TASK
Count the lines below that contain the word "figure", and give only that number.

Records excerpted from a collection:
# # #
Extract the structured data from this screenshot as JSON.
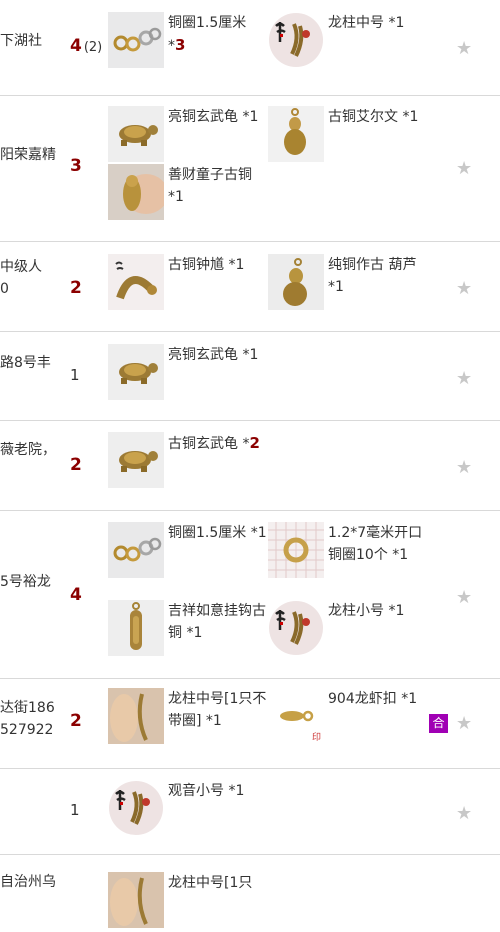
{
  "rows": [
    {
      "address": "下湖社",
      "quantity": "4",
      "quantity_sub": "(2)",
      "items": [
        {
          "name": "铜圈1.5厘米",
          "count_prefix": "*",
          "count": "3",
          "count_bold": true,
          "icon": "rings-icon"
        },
        {
          "name": "龙柱中号",
          "count_prefix": "*",
          "count": "1",
          "count_bold": false,
          "icon": "calligraphy-dragon-icon"
        }
      ]
    },
    {
      "address": "阳荣嘉精",
      "quantity": "3",
      "items": [
        {
          "name": "亮铜玄武龟",
          "count_prefix": "*",
          "count": "1",
          "count_bold": false,
          "icon": "turtle-icon"
        },
        {
          "name": "古铜艾尔文",
          "count_prefix": "*",
          "count": "1",
          "count_bold": false,
          "icon": "gourd-figure-icon"
        },
        {
          "name": "善财童子古铜",
          "count_prefix": "*",
          "count": "1",
          "count_bold": false,
          "icon": "boy-figure-icon"
        }
      ]
    },
    {
      "address": "中级人",
      "address2": "0",
      "quantity": "2",
      "items": [
        {
          "name": "古铜钟馗",
          "count_prefix": "*",
          "count": "1",
          "count_bold": false,
          "icon": "zhongkui-icon"
        },
        {
          "name": "纯铜作古 葫芦",
          "count_prefix": "*",
          "count": "1",
          "count_bold": false,
          "icon": "gourd-icon"
        }
      ]
    },
    {
      "address": "路8号丰",
      "quantity": "1",
      "items": [
        {
          "name": "亮铜玄武龟",
          "count_prefix": "*",
          "count": "1",
          "count_bold": false,
          "icon": "turtle-icon"
        }
      ]
    },
    {
      "address": "薇老院，",
      "quantity": "2",
      "items": [
        {
          "name": "古铜玄武龟",
          "count_prefix": "*",
          "count": "2",
          "count_bold": true,
          "icon": "turtle-icon"
        }
      ]
    },
    {
      "address": "5号裕龙",
      "quantity": "4",
      "items": [
        {
          "name": "铜圈1.5厘米",
          "count_prefix": "*",
          "count": "1",
          "count_bold": false,
          "icon": "rings-icon"
        },
        {
          "name": "1.2*7毫米开口铜圈10个",
          "count_prefix": "*",
          "count": "1",
          "count_bold": false,
          "icon": "split-ring-icon"
        },
        {
          "name": "吉祥如意挂钩古铜",
          "count_prefix": "*",
          "count": "1",
          "count_bold": false,
          "icon": "pendant-icon"
        },
        {
          "name": "龙柱小号",
          "count_prefix": "*",
          "count": "1",
          "count_bold": false,
          "icon": "calligraphy-dragon-icon"
        }
      ]
    },
    {
      "address": "达街186",
      "address2": "527922",
      "quantity": "2",
      "badge": "合",
      "items": [
        {
          "name": "龙柱中号[1只不带圈]",
          "count_prefix": "*",
          "count": "1",
          "count_bold": false,
          "icon": "hand-chain-icon"
        },
        {
          "name": "904龙虾扣",
          "count_prefix": "*",
          "count": "1",
          "count_bold": false,
          "icon": "lobster-clasp-icon"
        }
      ]
    },
    {
      "address": "",
      "quantity": "1",
      "items": [
        {
          "name": "观音小号",
          "count_prefix": "*",
          "count": "1",
          "count_bold": false,
          "icon": "calligraphy-dragon-icon"
        }
      ]
    },
    {
      "address": "自治州乌",
      "quantity": "",
      "items": [
        {
          "name": "龙柱中号[1只",
          "count_prefix": "",
          "count": "",
          "count_bold": false,
          "icon": "hand-chain-icon"
        }
      ]
    }
  ],
  "star_glyph": "★",
  "colors": {
    "quantity_accent": "#8b0000",
    "badge_bg": "#a000b4",
    "star": "#c8c8c8",
    "divider": "#d9d9d9"
  }
}
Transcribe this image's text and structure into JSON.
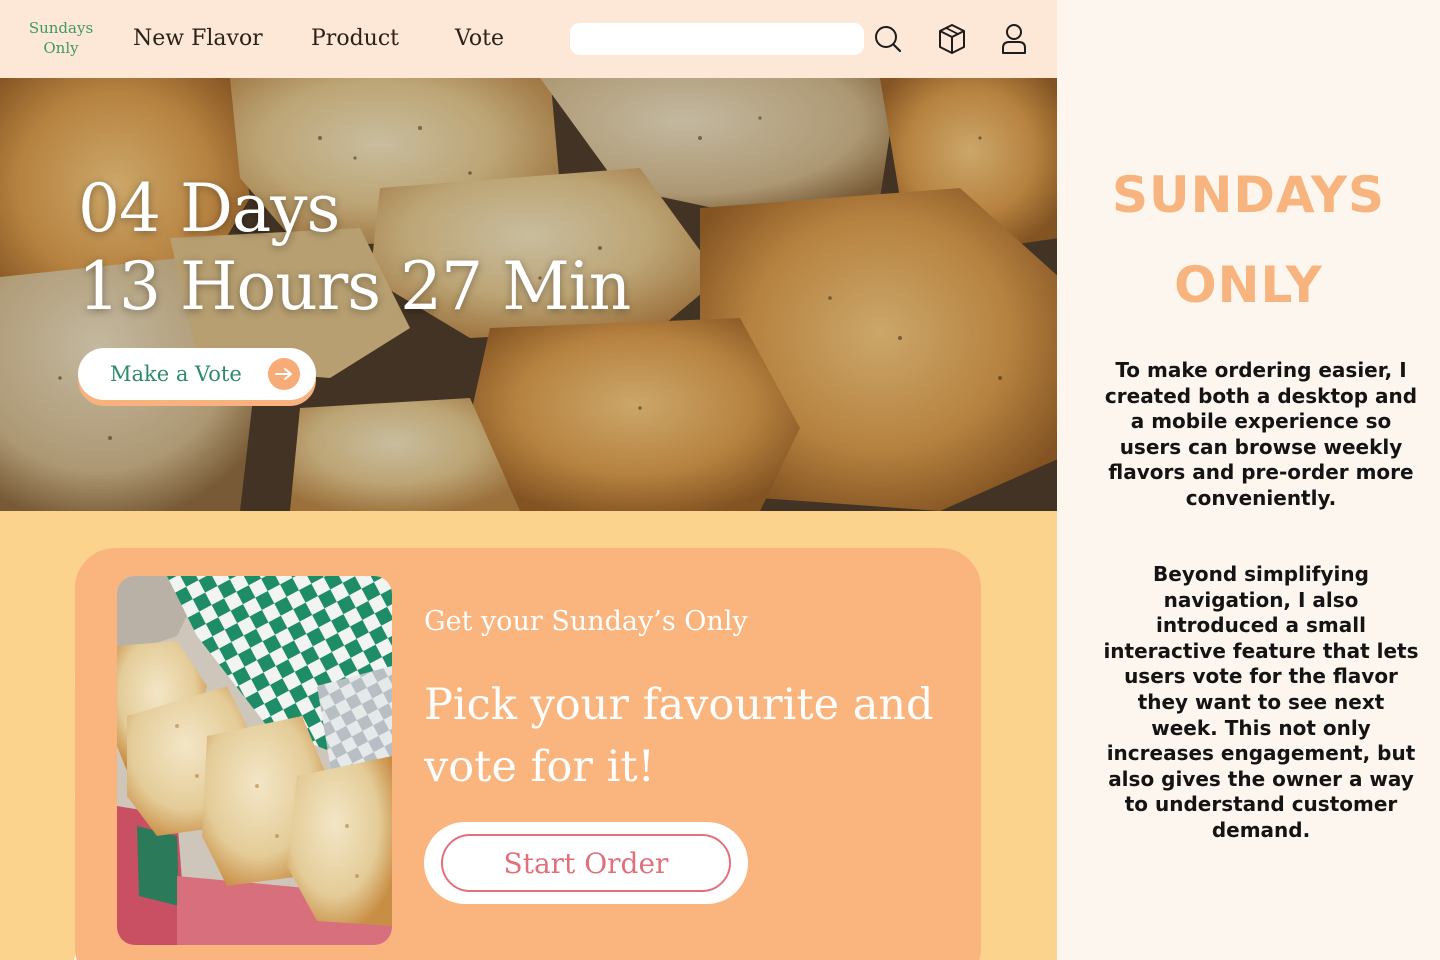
{
  "nav": {
    "logo_line1": "Sundays",
    "logo_line2": "Only",
    "links": [
      "New Flavor",
      "Product",
      "Vote"
    ],
    "search": {
      "value": "",
      "placeholder": ""
    },
    "icons": [
      "search-icon",
      "box-icon",
      "user-icon"
    ]
  },
  "hero": {
    "countdown_line1": "04 Days",
    "countdown_line2": "13 Hours 27 Min",
    "vote_button": "Make a Vote"
  },
  "card": {
    "subtitle": "Get your Sunday’s Only",
    "title": "Pick your favourite and vote for it!",
    "start_button": "Start Order"
  },
  "panel": {
    "title_line1": "SUNDAYS",
    "title_line2": "ONLY",
    "paragraph1": "To make ordering easier, I created both a desktop and a mobile experience so users can browse weekly flavors and pre-order more conveniently.",
    "paragraph2": "Beyond simplifying navigation, I also introduced a small interactive feature that lets users vote for the flavor they want to see next week. This not only increases engagement, but also gives the owner a way to understand customer demand."
  },
  "colors": {
    "nav_bg": "#fde8d8",
    "section_bg": "#fcd38c",
    "card_bg": "#fab47e",
    "accent_green": "#2f8a6a",
    "accent_pink": "#e0707c",
    "panel_title": "#f7b47e"
  }
}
# # #
SOLUTION TO THIS PROBLEM
2